To be done: Please give the rows again, starting at the first row and ending at the row containing "legend-label: 2008 год [797, 231, 877, 253]", and swap "bar-series-1" for "bar-series-a" while keeping everything else unchanged.

Records provided:
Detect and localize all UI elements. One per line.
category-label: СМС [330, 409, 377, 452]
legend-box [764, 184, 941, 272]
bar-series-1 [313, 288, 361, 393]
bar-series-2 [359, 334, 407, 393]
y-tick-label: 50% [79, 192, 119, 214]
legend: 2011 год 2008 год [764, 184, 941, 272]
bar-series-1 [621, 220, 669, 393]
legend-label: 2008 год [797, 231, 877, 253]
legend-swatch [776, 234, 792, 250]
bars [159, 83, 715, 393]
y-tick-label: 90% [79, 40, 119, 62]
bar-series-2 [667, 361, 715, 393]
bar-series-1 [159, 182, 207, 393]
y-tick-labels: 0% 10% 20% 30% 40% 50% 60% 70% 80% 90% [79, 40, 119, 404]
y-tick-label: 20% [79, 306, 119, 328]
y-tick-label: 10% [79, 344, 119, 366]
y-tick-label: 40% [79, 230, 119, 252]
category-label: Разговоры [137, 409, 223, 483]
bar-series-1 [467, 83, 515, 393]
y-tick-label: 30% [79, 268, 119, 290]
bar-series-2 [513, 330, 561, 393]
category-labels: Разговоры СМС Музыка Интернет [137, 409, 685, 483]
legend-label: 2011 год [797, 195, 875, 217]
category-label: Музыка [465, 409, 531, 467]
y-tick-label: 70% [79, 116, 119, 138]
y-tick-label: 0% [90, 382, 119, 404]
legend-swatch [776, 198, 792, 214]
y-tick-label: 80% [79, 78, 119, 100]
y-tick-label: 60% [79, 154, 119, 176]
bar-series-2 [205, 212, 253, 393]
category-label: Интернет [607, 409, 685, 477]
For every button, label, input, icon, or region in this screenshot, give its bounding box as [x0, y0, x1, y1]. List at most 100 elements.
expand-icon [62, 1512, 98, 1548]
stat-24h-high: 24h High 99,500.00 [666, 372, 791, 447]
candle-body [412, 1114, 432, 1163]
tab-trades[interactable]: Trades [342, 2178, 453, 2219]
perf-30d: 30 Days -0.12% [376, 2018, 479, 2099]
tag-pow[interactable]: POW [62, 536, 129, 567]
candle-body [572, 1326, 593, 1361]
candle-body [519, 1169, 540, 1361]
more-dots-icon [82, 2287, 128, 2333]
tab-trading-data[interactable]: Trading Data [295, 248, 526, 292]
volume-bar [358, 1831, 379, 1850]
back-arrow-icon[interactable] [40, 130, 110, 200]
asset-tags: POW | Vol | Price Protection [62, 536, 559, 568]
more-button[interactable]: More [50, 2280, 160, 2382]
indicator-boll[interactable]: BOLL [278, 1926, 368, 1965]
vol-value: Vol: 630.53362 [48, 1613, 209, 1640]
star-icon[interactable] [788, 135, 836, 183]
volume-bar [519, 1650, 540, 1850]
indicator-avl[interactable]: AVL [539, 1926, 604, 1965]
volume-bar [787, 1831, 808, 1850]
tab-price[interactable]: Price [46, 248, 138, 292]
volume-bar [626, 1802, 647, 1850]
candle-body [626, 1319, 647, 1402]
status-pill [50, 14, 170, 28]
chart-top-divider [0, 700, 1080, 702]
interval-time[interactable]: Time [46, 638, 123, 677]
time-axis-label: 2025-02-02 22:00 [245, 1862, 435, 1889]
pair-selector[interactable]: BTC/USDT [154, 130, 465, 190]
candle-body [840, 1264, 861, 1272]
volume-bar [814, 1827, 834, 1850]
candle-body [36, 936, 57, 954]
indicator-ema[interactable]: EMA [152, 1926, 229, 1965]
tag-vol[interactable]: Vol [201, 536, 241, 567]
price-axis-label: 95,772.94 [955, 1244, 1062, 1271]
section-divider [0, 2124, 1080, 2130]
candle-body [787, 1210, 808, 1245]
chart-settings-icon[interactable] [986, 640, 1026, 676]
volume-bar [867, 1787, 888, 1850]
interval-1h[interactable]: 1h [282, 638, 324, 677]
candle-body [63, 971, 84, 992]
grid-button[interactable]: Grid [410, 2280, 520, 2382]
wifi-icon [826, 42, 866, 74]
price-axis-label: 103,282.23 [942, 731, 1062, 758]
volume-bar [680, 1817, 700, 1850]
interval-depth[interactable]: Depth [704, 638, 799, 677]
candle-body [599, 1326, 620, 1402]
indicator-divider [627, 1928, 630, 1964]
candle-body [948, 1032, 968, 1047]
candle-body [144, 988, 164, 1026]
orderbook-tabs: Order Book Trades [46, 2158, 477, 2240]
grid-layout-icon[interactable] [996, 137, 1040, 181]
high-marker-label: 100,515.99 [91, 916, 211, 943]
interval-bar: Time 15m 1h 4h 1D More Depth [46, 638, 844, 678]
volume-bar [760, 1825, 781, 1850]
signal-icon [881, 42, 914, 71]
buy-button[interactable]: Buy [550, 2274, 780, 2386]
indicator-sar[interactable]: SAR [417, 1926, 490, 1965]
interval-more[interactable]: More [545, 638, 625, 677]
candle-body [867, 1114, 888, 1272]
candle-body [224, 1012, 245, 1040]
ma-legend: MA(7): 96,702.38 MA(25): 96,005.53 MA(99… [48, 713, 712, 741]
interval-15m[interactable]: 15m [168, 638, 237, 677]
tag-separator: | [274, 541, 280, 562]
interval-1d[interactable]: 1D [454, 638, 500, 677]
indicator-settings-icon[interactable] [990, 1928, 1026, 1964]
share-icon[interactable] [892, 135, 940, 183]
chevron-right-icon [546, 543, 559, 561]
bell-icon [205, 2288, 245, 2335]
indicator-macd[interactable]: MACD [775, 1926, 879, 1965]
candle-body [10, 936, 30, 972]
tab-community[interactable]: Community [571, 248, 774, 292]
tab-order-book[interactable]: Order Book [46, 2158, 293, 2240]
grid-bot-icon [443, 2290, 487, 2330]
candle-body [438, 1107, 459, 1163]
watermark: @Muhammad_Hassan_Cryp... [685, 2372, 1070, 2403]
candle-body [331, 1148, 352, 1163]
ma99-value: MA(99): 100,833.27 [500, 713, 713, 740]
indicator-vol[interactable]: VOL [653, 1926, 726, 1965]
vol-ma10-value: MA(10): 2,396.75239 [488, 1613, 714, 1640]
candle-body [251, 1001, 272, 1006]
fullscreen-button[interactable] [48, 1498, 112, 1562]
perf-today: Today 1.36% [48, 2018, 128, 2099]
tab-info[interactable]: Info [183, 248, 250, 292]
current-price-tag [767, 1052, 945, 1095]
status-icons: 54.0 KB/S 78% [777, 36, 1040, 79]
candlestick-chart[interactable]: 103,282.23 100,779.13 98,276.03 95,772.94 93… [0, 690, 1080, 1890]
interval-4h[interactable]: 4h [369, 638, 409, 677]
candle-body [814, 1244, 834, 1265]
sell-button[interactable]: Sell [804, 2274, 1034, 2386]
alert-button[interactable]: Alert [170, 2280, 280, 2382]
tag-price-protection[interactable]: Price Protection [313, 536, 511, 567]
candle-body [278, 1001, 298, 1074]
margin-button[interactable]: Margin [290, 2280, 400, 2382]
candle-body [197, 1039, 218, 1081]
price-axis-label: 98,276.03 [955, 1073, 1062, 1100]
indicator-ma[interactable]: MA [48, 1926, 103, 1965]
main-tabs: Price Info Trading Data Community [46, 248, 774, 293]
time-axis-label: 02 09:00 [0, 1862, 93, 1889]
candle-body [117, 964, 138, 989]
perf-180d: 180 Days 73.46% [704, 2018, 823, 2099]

Worked answer:
Detect and localize all UI elements. One per line.
category-label: СМС [330, 409, 377, 452]
legend-box [764, 184, 941, 272]
bar-series-a [313, 288, 361, 393]
bar-series-2 [359, 334, 407, 393]
y-tick-label: 50% [79, 192, 119, 214]
legend: 2011 год 2008 год [764, 184, 941, 272]
bar-series-a [621, 220, 669, 393]
legend-label: 2008 год [797, 231, 877, 253]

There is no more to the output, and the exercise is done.